[Rows from a figure dataset]
* * * * * * * * *

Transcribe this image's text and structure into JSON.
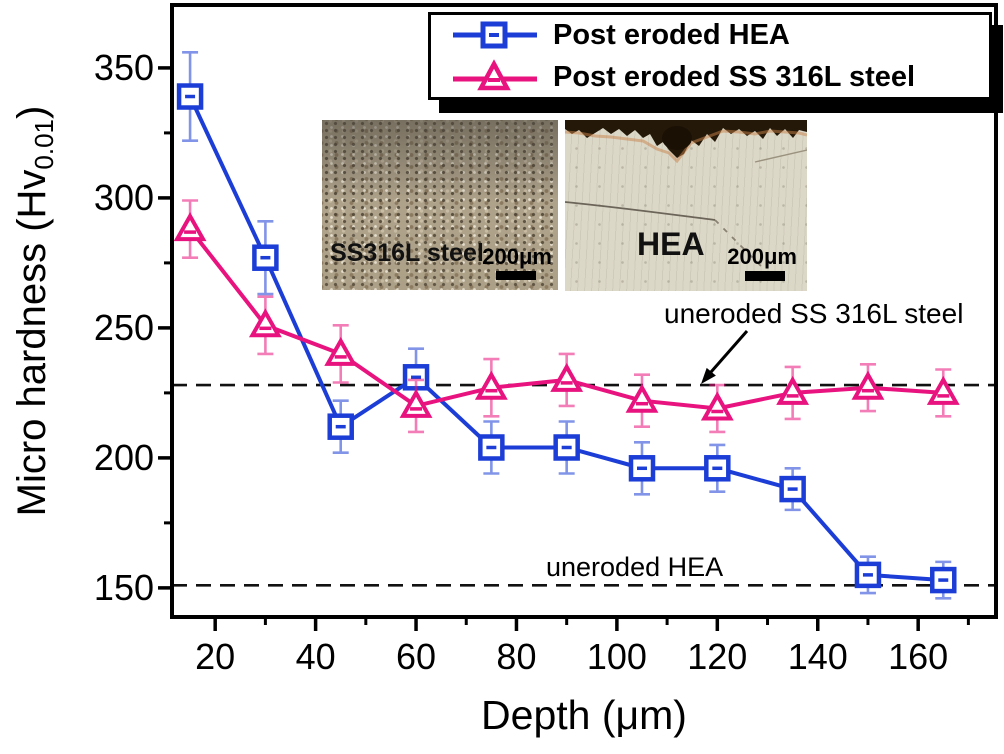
{
  "chart_data": {
    "type": "line",
    "title": "",
    "xlabel": "Depth (μm)",
    "ylabel": "Micro hardness (Hv0.01)",
    "ylabel_parts": {
      "main": "Micro hardness (Hv",
      "sub": "0.01",
      "close": ")"
    },
    "x": [
      15,
      30,
      45,
      60,
      75,
      90,
      105,
      120,
      135,
      150,
      165
    ],
    "series": [
      {
        "name": "Post eroded HEA",
        "color": "#1c3ed6",
        "marker": "square",
        "values": [
          339,
          277,
          212,
          231,
          204,
          204,
          196,
          196,
          188,
          155,
          153
        ],
        "errors": [
          17,
          14,
          10,
          11,
          10,
          10,
          10,
          9,
          8,
          7,
          7
        ]
      },
      {
        "name": "Post eroded SS 316L steel",
        "color": "#e8137e",
        "marker": "triangle",
        "values": [
          288,
          251,
          240,
          220,
          227,
          230,
          222,
          219,
          225,
          227,
          225
        ],
        "errors": [
          11,
          11,
          11,
          10,
          11,
          10,
          10,
          9,
          10,
          9,
          9
        ]
      }
    ],
    "reference_lines": [
      {
        "label": "uneroded SS 316L steel",
        "value": 228,
        "style": "dashed"
      },
      {
        "label": "uneroded HEA",
        "value": 151,
        "style": "dashed"
      }
    ],
    "x_ticks": [
      20,
      40,
      60,
      80,
      100,
      120,
      140,
      160
    ],
    "x_minor_ticks": [
      30,
      50,
      70,
      90,
      110,
      130,
      150,
      170
    ],
    "y_ticks": [
      150,
      200,
      250,
      300,
      350
    ],
    "y_minor_ticks": [
      175,
      225,
      275,
      325
    ],
    "xlim": [
      11.4,
      175.5
    ],
    "ylim": [
      138.8,
      374.2
    ],
    "grid": false,
    "legend_position": "top-right"
  },
  "insets": [
    {
      "label": "SS316L steel",
      "scale_label": "200μm"
    },
    {
      "label": "HEA",
      "scale_label": "200μm"
    }
  ]
}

* * * * * * * * *

Please repeat the entries exactly. Do not include the pictures.

Transcribe this image's text and structure into JSON.
{
  "chart_data": {
    "type": "line",
    "title": "",
    "xlabel": "Depth (μm)",
    "ylabel": "Micro hardness (Hv0.01)",
    "ylabel_parts": {
      "main": "Micro hardness (Hv",
      "sub": "0.01",
      "close": ")"
    },
    "x": [
      15,
      30,
      45,
      60,
      75,
      90,
      105,
      120,
      135,
      150,
      165
    ],
    "series": [
      {
        "name": "Post eroded HEA",
        "color": "#1c3ed6",
        "marker": "square",
        "values": [
          339,
          277,
          212,
          231,
          204,
          204,
          196,
          196,
          188,
          155,
          153
        ],
        "errors": [
          17,
          14,
          10,
          11,
          10,
          10,
          10,
          9,
          8,
          7,
          7
        ]
      },
      {
        "name": "Post eroded SS 316L steel",
        "color": "#e8137e",
        "marker": "triangle",
        "values": [
          288,
          251,
          240,
          220,
          227,
          230,
          222,
          219,
          225,
          227,
          225
        ],
        "errors": [
          11,
          11,
          11,
          10,
          11,
          10,
          10,
          9,
          10,
          9,
          9
        ]
      }
    ],
    "reference_lines": [
      {
        "label": "uneroded SS 316L steel",
        "value": 228,
        "style": "dashed"
      },
      {
        "label": "uneroded HEA",
        "value": 151,
        "style": "dashed"
      }
    ],
    "x_ticks": [
      20,
      40,
      60,
      80,
      100,
      120,
      140,
      160
    ],
    "x_minor_ticks": [
      30,
      50,
      70,
      90,
      110,
      130,
      150,
      170
    ],
    "y_ticks": [
      150,
      200,
      250,
      300,
      350
    ],
    "y_minor_ticks": [
      175,
      225,
      275,
      325
    ],
    "xlim": [
      11.4,
      175.5
    ],
    "ylim": [
      138.8,
      374.2
    ],
    "grid": false,
    "legend_position": "top-right"
  },
  "insets": [
    {
      "label": "SS316L steel",
      "scale_label": "200μm"
    },
    {
      "label": "HEA",
      "scale_label": "200μm"
    }
  ]
}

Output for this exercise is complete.